What you are asked to do ->
Write the records below out in full, character for character, with no pictures.

Provided data ->
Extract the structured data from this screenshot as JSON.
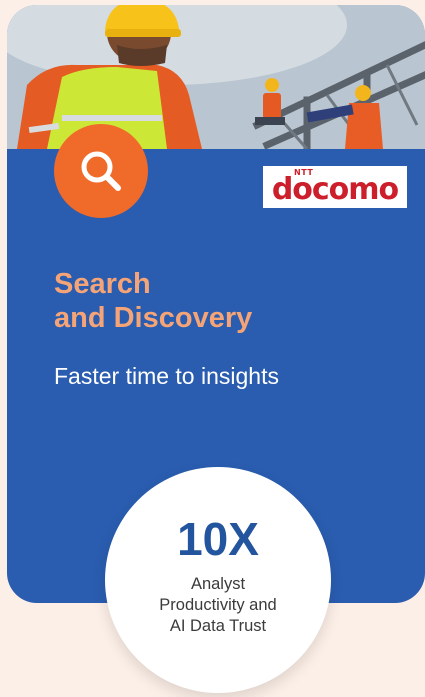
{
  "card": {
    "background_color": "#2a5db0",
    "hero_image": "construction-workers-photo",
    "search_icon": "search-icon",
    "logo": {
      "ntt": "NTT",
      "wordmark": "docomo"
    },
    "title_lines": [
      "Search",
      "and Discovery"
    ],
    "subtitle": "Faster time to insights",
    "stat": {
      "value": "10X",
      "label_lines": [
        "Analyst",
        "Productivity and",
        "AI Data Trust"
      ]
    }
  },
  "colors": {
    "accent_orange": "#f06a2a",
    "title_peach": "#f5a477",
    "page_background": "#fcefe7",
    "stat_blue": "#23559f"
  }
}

Exercise answer ->
Extract the structured data from this screenshot as JSON.
{
  "card": {
    "background_color": "#2a5db0",
    "hero_image": "construction-workers-photo",
    "search_icon": "search-icon",
    "logo": {
      "ntt": "NTT",
      "wordmark": "docomo"
    },
    "title_lines": [
      "Search",
      "and Discovery"
    ],
    "subtitle": "Faster time to insights",
    "stat": {
      "value": "10X",
      "label_lines": [
        "Analyst",
        "Productivity and",
        "AI Data Trust"
      ]
    }
  },
  "colors": {
    "accent_orange": "#f06a2a",
    "title_peach": "#f5a477",
    "page_background": "#fcefe7",
    "stat_blue": "#23559f"
  }
}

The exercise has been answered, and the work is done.